Jobs
(1) In the passage on the Death of a Scoundrel score, which instrument is used to depict Sabourin's middle European origins?
(2) Please continue the passage on the Death of a Scoundrel score from where it stops.

Death of a Scoundrel found Max back at RKO Radio in 1956 scoring for this melodrama starring smooth rogue, George Sanders as Clementi Sabourin, a Czech immigrant in New York and his Machiavellian rise to riches. The film also starred the lovelyYvonne De Carlo. The opening title music begins powerfully and sombrely, there is a wild wolverine quality about it clearly indicating the predatory nature of the Sanders character before the music softens and mellows for the female characters and more noble instincts. An interesting feature is the use of the cymbalom which depicts Sabourin's middle European origins. It features strongly in the sentimental cue, 'Mother, mother.' 'Stephanie' is a warm romantic melody overshadowed by Sabourin's malignant influence. An appealing lilting waltz is contrasted by a rather sleazy 'Kelly Blues' that completes this 14-minute suite which was played by the RKO Radio Pictures Orchestra conducted by Max himself.

Supplied material
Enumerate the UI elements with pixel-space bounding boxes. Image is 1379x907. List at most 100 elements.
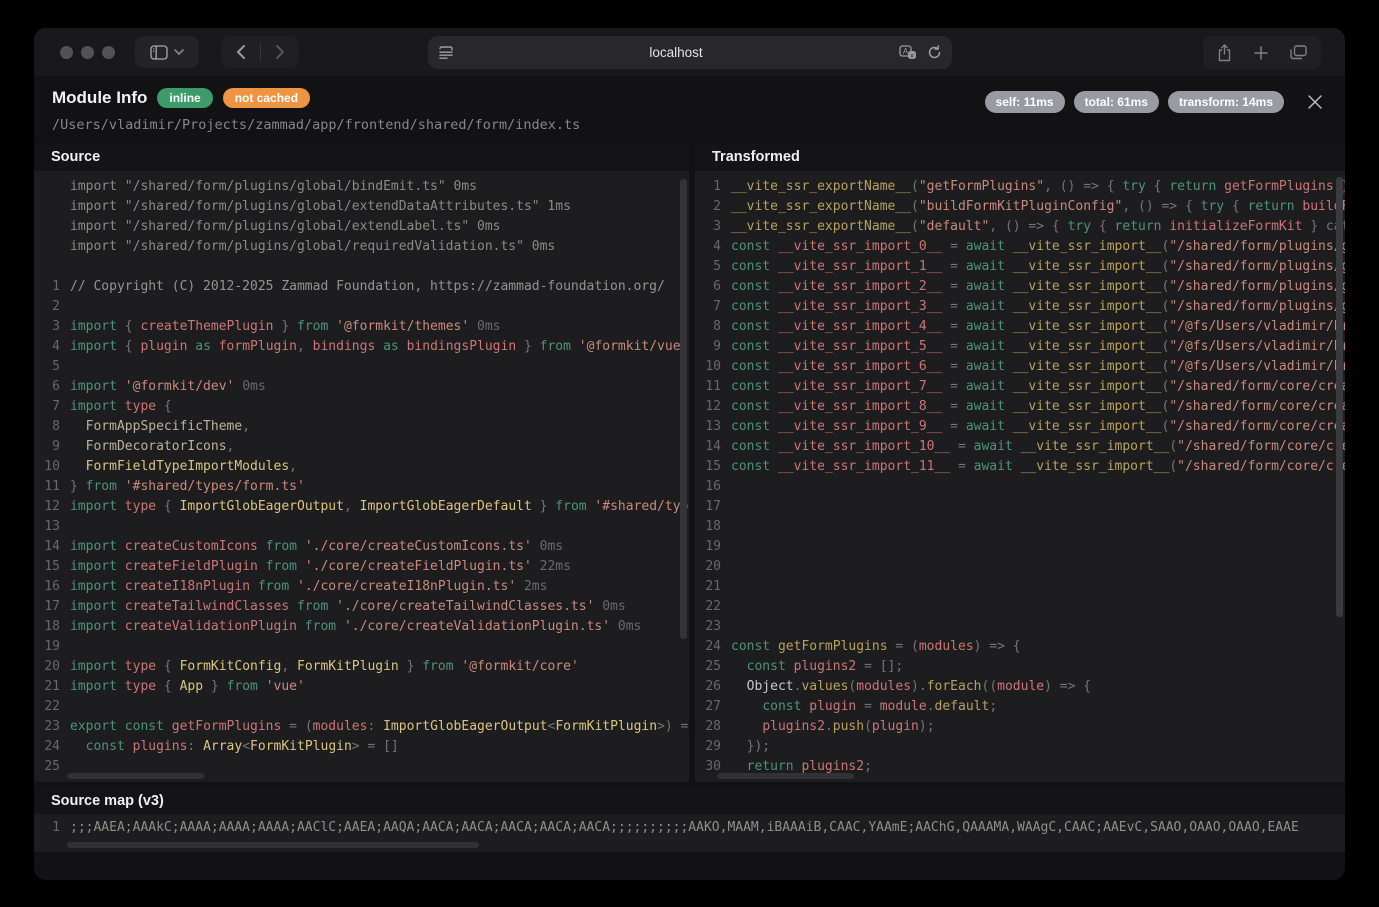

Outputs in order
(1) The cymbalom.

(2)
The remaining item, and least interesting, is the 'Our National Parks & Monuments' and 'End Credits' from This is Cinerama. It is written in Steiner's Wester-cum-Americana idiom and it captures the sweep and grandeur of the American landscapes as viewed on the giant Cinerama screen. Max's efforts went uncredited. In this performance, Louis Forbes conducts the Cinerama Philharmonic Orchestra

Reviewer

Ian Lace.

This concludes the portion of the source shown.